- Given task
Where a line holds the string "title", return that line.

## start Source data

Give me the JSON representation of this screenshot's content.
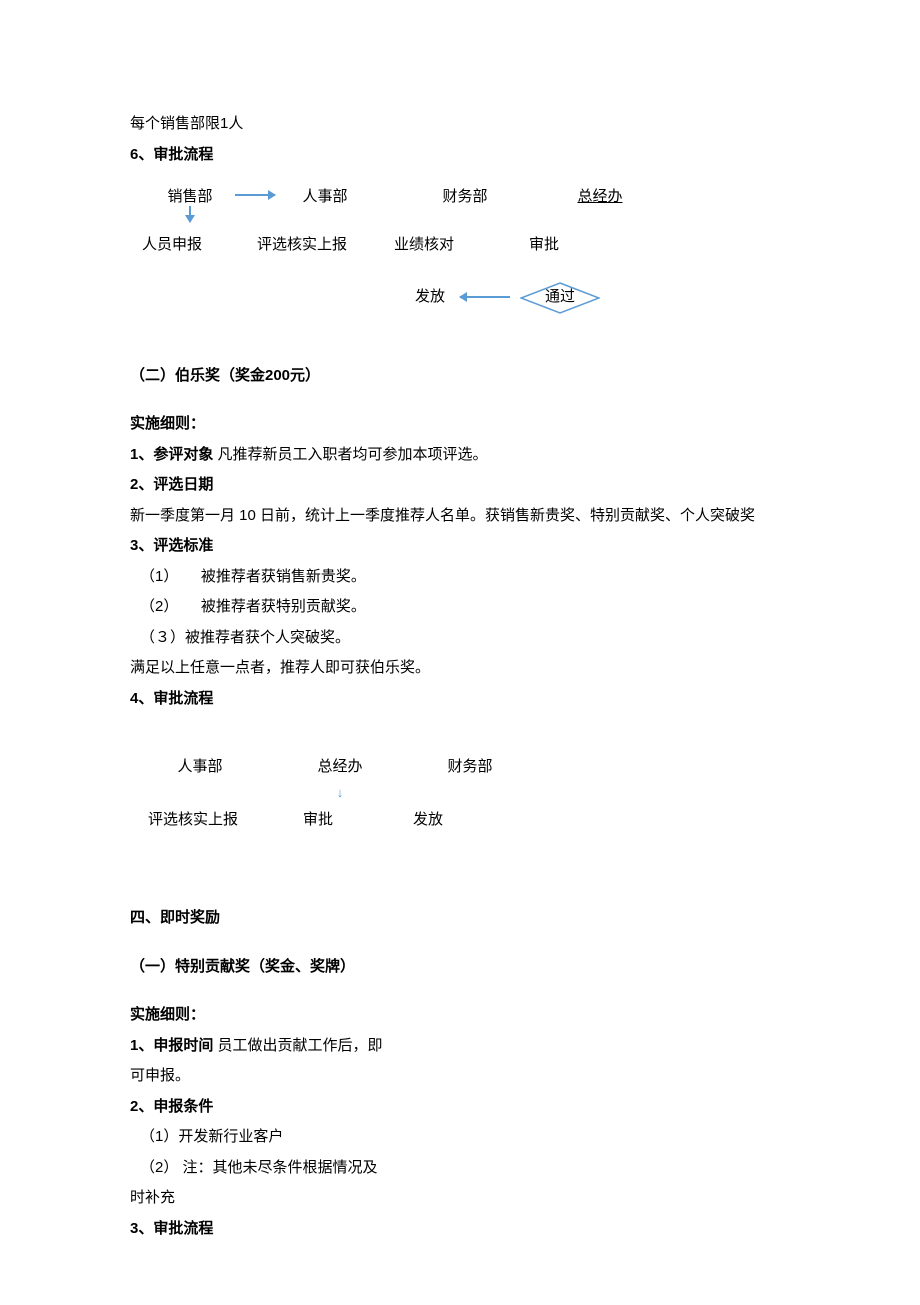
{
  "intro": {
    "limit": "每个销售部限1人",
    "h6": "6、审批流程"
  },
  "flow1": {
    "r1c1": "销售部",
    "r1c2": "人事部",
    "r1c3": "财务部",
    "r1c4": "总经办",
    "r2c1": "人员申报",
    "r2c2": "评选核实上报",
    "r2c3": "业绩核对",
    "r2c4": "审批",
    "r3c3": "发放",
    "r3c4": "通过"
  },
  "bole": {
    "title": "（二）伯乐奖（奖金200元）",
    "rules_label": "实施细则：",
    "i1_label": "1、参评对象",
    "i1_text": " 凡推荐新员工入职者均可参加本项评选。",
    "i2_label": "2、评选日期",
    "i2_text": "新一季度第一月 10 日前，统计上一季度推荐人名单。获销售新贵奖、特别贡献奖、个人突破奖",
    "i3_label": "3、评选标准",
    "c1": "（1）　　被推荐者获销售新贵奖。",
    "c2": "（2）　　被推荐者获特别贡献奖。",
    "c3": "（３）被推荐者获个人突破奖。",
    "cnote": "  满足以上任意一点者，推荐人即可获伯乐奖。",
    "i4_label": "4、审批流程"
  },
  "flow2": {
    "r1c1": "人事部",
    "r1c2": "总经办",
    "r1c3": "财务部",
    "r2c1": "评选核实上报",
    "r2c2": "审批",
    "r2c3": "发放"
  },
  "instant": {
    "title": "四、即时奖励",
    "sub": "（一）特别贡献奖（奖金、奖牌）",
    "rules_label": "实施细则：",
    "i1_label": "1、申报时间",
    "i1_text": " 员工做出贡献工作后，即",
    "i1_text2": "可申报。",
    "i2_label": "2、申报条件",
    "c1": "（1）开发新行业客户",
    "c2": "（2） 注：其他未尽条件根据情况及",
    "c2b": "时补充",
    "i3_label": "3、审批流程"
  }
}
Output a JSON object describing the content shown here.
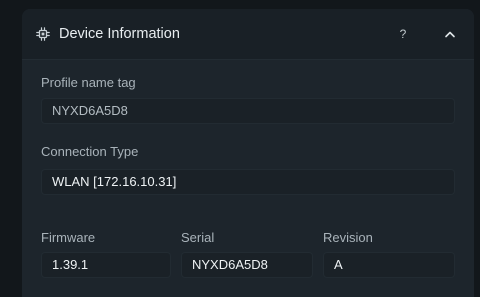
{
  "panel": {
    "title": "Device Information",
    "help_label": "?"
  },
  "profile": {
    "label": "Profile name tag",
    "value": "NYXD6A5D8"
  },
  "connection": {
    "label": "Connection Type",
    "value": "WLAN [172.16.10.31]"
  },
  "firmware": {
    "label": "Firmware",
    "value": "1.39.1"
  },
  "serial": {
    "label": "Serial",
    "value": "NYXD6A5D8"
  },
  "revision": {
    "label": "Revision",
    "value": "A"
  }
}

## end Source data

- Expected output
    "title": "（二）伯乐奖（奖金200元）",
    "title": "四、即时奖励",
    "title": "Device Information",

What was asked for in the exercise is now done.